■ Exercise materials
Begin
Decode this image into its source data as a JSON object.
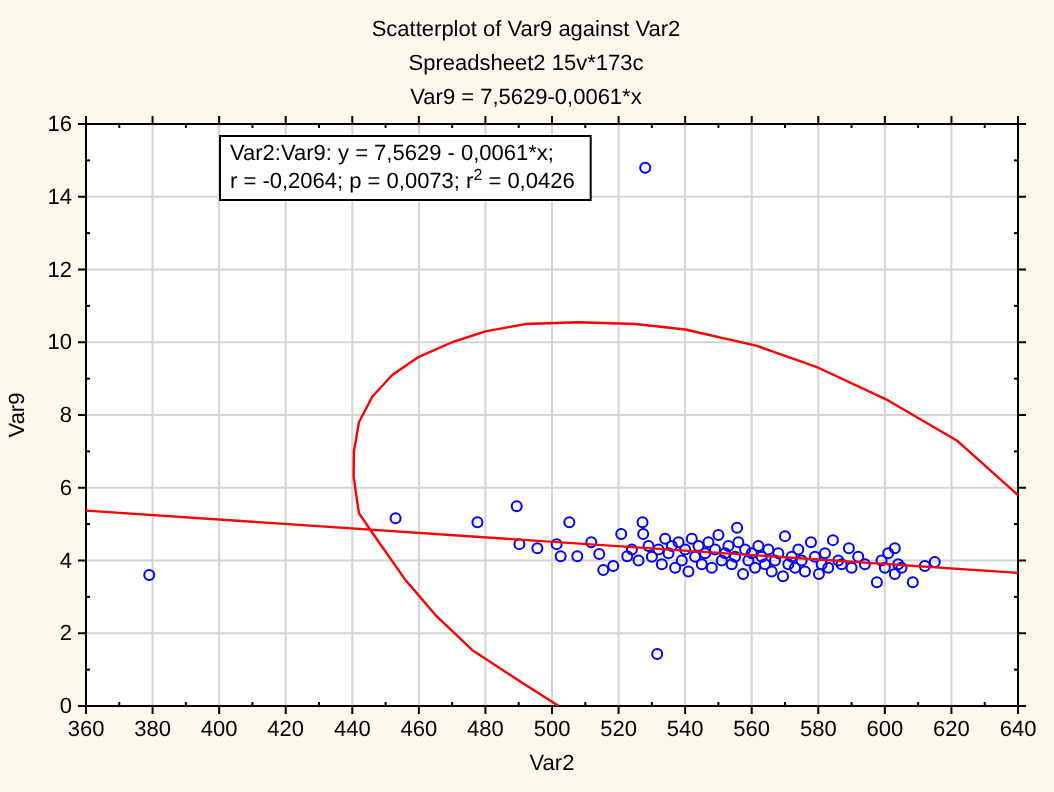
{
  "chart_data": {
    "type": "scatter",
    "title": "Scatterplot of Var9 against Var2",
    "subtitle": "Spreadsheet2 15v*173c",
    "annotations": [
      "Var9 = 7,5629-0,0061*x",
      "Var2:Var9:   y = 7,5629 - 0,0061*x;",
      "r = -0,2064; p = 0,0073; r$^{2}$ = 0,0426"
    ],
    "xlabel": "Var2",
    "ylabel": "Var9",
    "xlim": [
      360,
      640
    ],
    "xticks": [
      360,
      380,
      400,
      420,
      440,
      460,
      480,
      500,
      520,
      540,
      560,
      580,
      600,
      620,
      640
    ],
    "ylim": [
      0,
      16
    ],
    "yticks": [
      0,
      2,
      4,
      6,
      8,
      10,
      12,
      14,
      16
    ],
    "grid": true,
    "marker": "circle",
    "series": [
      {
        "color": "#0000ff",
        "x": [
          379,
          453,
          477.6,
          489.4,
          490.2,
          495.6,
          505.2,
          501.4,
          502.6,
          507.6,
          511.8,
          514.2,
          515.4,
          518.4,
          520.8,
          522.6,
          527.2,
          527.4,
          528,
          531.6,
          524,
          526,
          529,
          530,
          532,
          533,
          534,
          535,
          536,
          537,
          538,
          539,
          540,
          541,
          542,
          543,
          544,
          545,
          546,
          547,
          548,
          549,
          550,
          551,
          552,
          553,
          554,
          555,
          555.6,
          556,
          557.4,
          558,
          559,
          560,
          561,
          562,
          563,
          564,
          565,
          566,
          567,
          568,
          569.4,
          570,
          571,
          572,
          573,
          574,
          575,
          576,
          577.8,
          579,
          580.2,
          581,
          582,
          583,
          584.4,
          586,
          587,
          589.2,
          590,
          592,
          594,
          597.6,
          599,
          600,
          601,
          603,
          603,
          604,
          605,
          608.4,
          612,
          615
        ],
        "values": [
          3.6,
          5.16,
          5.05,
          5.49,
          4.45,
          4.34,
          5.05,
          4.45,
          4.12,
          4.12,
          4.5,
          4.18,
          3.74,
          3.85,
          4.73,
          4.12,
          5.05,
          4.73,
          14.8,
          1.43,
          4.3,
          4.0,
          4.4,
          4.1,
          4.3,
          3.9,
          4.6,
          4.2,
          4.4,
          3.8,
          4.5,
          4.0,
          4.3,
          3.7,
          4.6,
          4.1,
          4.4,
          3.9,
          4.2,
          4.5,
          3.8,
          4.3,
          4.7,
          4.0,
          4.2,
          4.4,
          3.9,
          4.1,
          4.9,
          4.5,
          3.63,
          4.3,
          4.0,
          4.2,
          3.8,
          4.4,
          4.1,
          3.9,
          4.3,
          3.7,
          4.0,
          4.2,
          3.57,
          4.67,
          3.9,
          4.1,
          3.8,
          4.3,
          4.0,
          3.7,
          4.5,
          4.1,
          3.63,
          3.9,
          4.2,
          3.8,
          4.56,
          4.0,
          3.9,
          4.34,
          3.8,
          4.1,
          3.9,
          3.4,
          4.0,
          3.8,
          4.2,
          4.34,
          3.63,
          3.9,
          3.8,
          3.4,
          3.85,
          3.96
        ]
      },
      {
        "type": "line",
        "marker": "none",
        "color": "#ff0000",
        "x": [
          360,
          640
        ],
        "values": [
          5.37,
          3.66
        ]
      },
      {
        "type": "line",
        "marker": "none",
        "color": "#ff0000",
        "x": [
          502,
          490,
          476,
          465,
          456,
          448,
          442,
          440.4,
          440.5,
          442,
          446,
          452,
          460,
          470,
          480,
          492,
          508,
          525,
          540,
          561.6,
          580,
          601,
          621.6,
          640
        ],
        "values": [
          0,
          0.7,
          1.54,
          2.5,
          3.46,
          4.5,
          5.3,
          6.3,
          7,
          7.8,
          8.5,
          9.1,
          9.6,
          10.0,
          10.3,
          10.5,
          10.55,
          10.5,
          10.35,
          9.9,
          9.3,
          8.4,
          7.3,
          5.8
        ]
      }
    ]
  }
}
End
Transcribe the records above exactly as they appear, leaving out any pictures.

■ Exercise result
Decode this image into its source data as a JSON object.
{
  "chart_data": {
    "type": "scatter",
    "title": "Scatterplot of Var9 against Var2",
    "subtitle": "Spreadsheet2 15v*173c",
    "annotations": [
      "Var9 = 7,5629-0,0061*x",
      "Var2:Var9:   y = 7,5629 - 0,0061*x;",
      "r = -0,2064; p = 0,0073; r$^{2}$ = 0,0426"
    ],
    "xlabel": "Var2",
    "ylabel": "Var9",
    "xlim": [
      360,
      640
    ],
    "xticks": [
      360,
      380,
      400,
      420,
      440,
      460,
      480,
      500,
      520,
      540,
      560,
      580,
      600,
      620,
      640
    ],
    "ylim": [
      0,
      16
    ],
    "yticks": [
      0,
      2,
      4,
      6,
      8,
      10,
      12,
      14,
      16
    ],
    "grid": true,
    "marker": "circle",
    "series": [
      {
        "color": "#0000ff",
        "x": [
          379,
          453,
          477.6,
          489.4,
          490.2,
          495.6,
          505.2,
          501.4,
          502.6,
          507.6,
          511.8,
          514.2,
          515.4,
          518.4,
          520.8,
          522.6,
          527.2,
          527.4,
          528,
          531.6,
          524,
          526,
          529,
          530,
          532,
          533,
          534,
          535,
          536,
          537,
          538,
          539,
          540,
          541,
          542,
          543,
          544,
          545,
          546,
          547,
          548,
          549,
          550,
          551,
          552,
          553,
          554,
          555,
          555.6,
          556,
          557.4,
          558,
          559,
          560,
          561,
          562,
          563,
          564,
          565,
          566,
          567,
          568,
          569.4,
          570,
          571,
          572,
          573,
          574,
          575,
          576,
          577.8,
          579,
          580.2,
          581,
          582,
          583,
          584.4,
          586,
          587,
          589.2,
          590,
          592,
          594,
          597.6,
          599,
          600,
          601,
          603,
          603,
          604,
          605,
          608.4,
          612,
          615
        ],
        "values": [
          3.6,
          5.16,
          5.05,
          5.49,
          4.45,
          4.34,
          5.05,
          4.45,
          4.12,
          4.12,
          4.5,
          4.18,
          3.74,
          3.85,
          4.73,
          4.12,
          5.05,
          4.73,
          14.8,
          1.43,
          4.3,
          4.0,
          4.4,
          4.1,
          4.3,
          3.9,
          4.6,
          4.2,
          4.4,
          3.8,
          4.5,
          4.0,
          4.3,
          3.7,
          4.6,
          4.1,
          4.4,
          3.9,
          4.2,
          4.5,
          3.8,
          4.3,
          4.7,
          4.0,
          4.2,
          4.4,
          3.9,
          4.1,
          4.9,
          4.5,
          3.63,
          4.3,
          4.0,
          4.2,
          3.8,
          4.4,
          4.1,
          3.9,
          4.3,
          3.7,
          4.0,
          4.2,
          3.57,
          4.67,
          3.9,
          4.1,
          3.8,
          4.3,
          4.0,
          3.7,
          4.5,
          4.1,
          3.63,
          3.9,
          4.2,
          3.8,
          4.56,
          4.0,
          3.9,
          4.34,
          3.8,
          4.1,
          3.9,
          3.4,
          4.0,
          3.8,
          4.2,
          4.34,
          3.63,
          3.9,
          3.8,
          3.4,
          3.85,
          3.96
        ]
      },
      {
        "type": "line",
        "marker": "none",
        "color": "#ff0000",
        "x": [
          360,
          640
        ],
        "values": [
          5.37,
          3.66
        ]
      },
      {
        "type": "line",
        "marker": "none",
        "color": "#ff0000",
        "x": [
          502,
          490,
          476,
          465,
          456,
          448,
          442,
          440.4,
          440.5,
          442,
          446,
          452,
          460,
          470,
          480,
          492,
          508,
          525,
          540,
          561.6,
          580,
          601,
          621.6,
          640
        ],
        "values": [
          0,
          0.7,
          1.54,
          2.5,
          3.46,
          4.5,
          5.3,
          6.3,
          7,
          7.8,
          8.5,
          9.1,
          9.6,
          10.0,
          10.3,
          10.5,
          10.55,
          10.5,
          10.35,
          9.9,
          9.3,
          8.4,
          7.3,
          5.8
        ]
      }
    ]
  }
}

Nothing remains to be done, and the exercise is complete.